=== What the exercise asks ===
Without including any pictures, copy each entry below exactly.

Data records
--- Begin ---

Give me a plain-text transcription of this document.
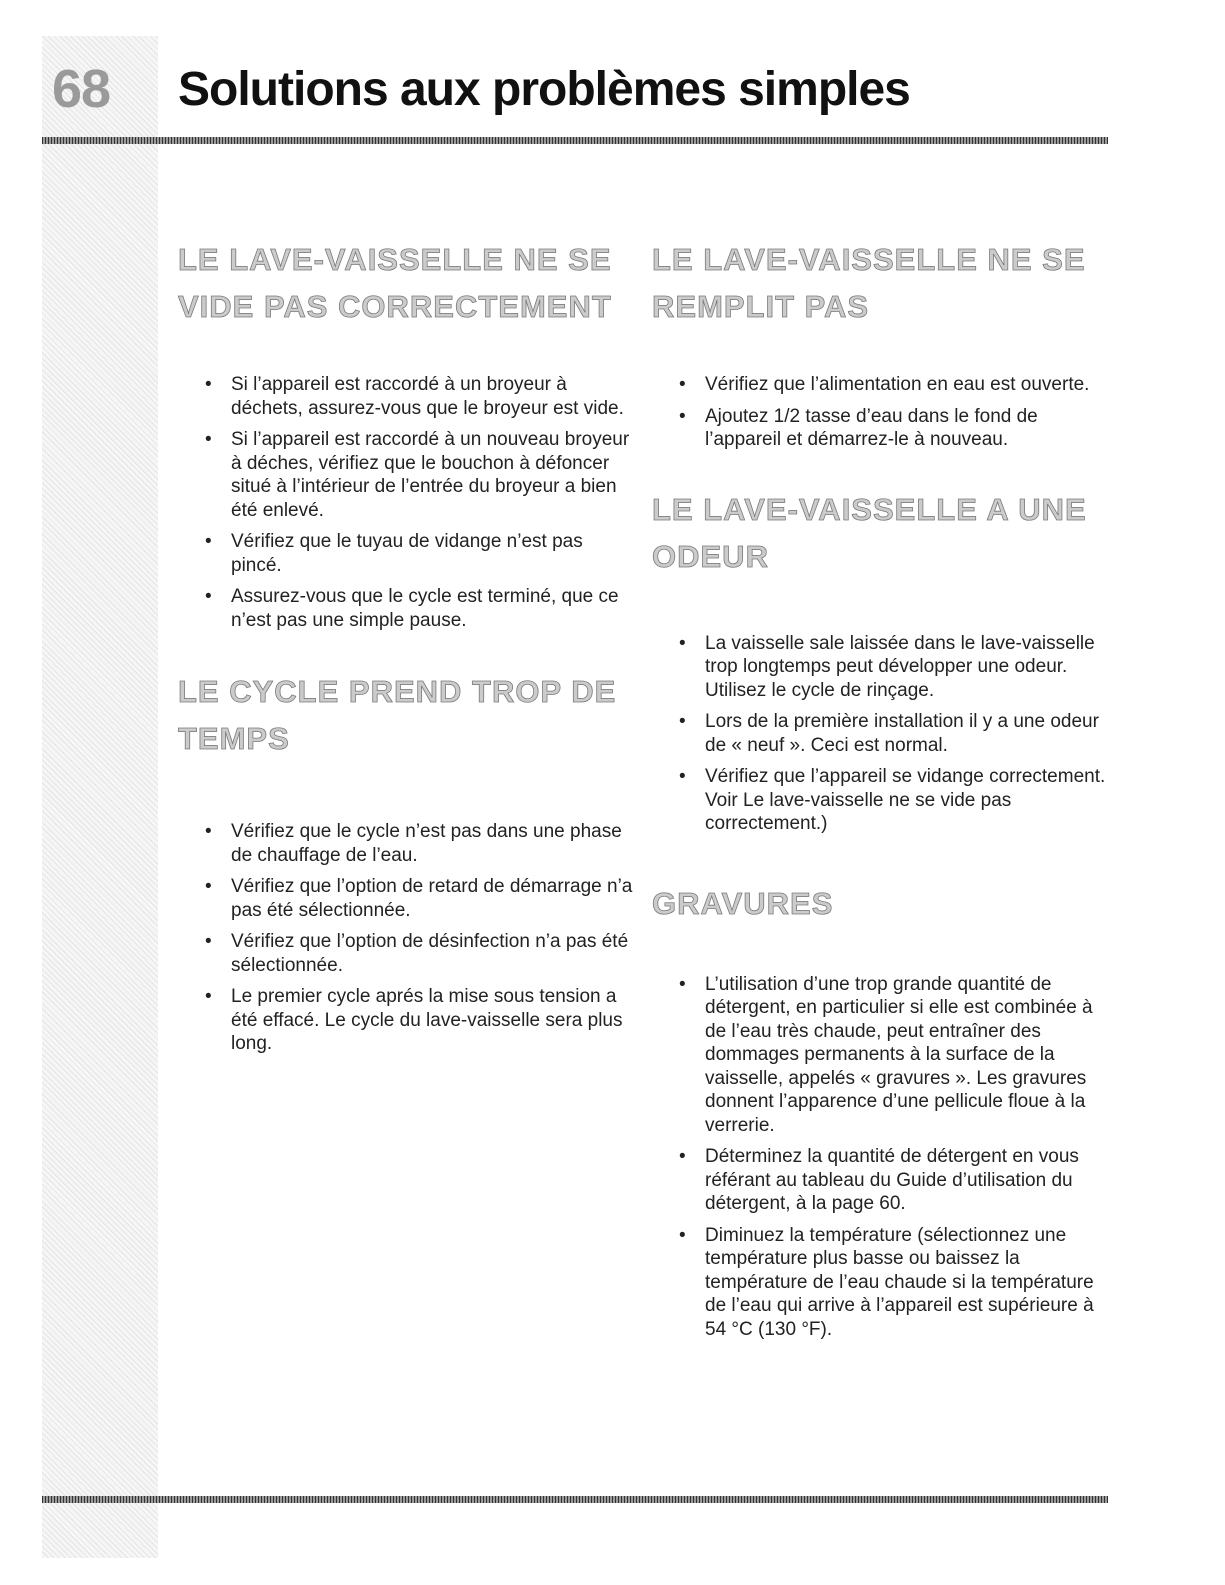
68 Solutions aux problèmes simples
LE LAVE-VAISSELLE NE SE VIDE PAS CORRECTEMENT
• Si l’appareil est raccordé à un broyeur à déchets, assurez-vous que le broyeur est vide.
• Si l’appareil est raccordé à un nouveau broyeur à déches, vérifiez que le bouchon à défoncer situé à l’intérieur de l’entrée du broyeur a bien été enlevé.
• Vérifiez que le tuyau de vidange n’est pas pincé.
• Assurez-vous que le cycle est terminé, que ce n’est pas une simple pause.
LE CYCLE PREND TROP DE TEMPS
• Vérifiez que le cycle n’est pas dans une phase de chauffage de l’eau.
• Vérifiez que l’option de retard de démarrage n’a pas été sélectionnée.
• Vérifiez que l’option de désinfection n’a pas été sélectionnée.
• Le premier cycle aprés la mise sous tension a été effacé. Le cycle du lave-vaisselle sera plus long.
LE LAVE-VAISSELLE NE SE REMPLIT PAS
• Vérifiez que l’alimentation en eau est ouverte.
• Ajoutez 1/2 tasse d’eau dans le fond de l’appareil et démarrez-le à nouveau.
LE LAVE-VAISSELLE A UNE ODEUR
• La vaisselle sale laissée dans le lave-vaisselle trop longtemps peut développer une odeur. Utilisez le cycle de rinçage.
• Lors de la première installation il y a une odeur de « neuf ». Ceci est normal.
• Vérifiez que l’appareil se vidange correctement. Voir Le lave-vaisselle ne se vide pas correctement.)
GRAVURES
• L’utilisation d’une trop grande quantité de détergent, en particulier si elle est combinée à de l’eau très chaude, peut entraîner des dommages permanents à la surface de la vaisselle, appelés « gravures ». Les gravures donnent l’apparence d’une pellicule floue à la verrerie.
• Déterminez la quantité de détergent en vous référant au tableau du Guide d’utilisation du détergent, à la page 60.
• Diminuez la température (sélectionnez une température plus basse ou baissez la température de l’eau chaude si la température de l’eau qui arrive à l’appareil est supérieure à 54 °C (130 °F).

--- End ---

=== The output ===
Give me a plain-text transcription of this document.
68 Solutions aux problèmes simples
LE LAVE-VAISSELLE NE SE VIDE PAS CORRECTEMENT
• Si l’appareil est raccordé à un broyeur à déchets, assurez-vous que le broyeur est vide.
• Si l’appareil est raccordé à un nouveau broyeur à déches, vérifiez que le bouchon à défoncer situé à l’intérieur de l’entrée du broyeur a bien été enlevé.
• Vérifiez que le tuyau de vidange n’est pas pincé.
• Assurez-vous que le cycle est terminé, que ce n’est pas une simple pause.
LE CYCLE PREND TROP DE TEMPS
• Vérifiez que le cycle n’est pas dans une phase de chauffage de l’eau.
• Vérifiez que l’option de retard de démarrage n’a pas été sélectionnée.
• Vérifiez que l’option de désinfection n’a pas été sélectionnée.
• Le premier cycle aprés la mise sous tension a été effacé. Le cycle du lave-vaisselle sera plus long.
LE LAVE-VAISSELLE NE SE REMPLIT PAS
• Vérifiez que l’alimentation en eau est ouverte.
• Ajoutez 1/2 tasse d’eau dans le fond de l’appareil et démarrez-le à nouveau.
LE LAVE-VAISSELLE A UNE ODEUR
• La vaisselle sale laissée dans le lave-vaisselle trop longtemps peut développer une odeur. Utilisez le cycle de rinçage.
• Lors de la première installation il y a une odeur de « neuf ». Ceci est normal.
• Vérifiez que l’appareil se vidange correctement. Voir Le lave-vaisselle ne se vide pas correctement.)
GRAVURES
• L’utilisation d’une trop grande quantité de détergent, en particulier si elle est combinée à de l’eau très chaude, peut entraîner des dommages permanents à la surface de la vaisselle, appelés « gravures ». Les gravures donnent l’apparence d’une pellicule floue à la verrerie.
• Déterminez la quantité de détergent en vous référant au tableau du Guide d’utilisation du détergent, à la page 60.
• Diminuez la température (sélectionnez une température plus basse ou baissez la température de l’eau chaude si la température de l’eau qui arrive à l’appareil est supérieure à 54 °C (130 °F).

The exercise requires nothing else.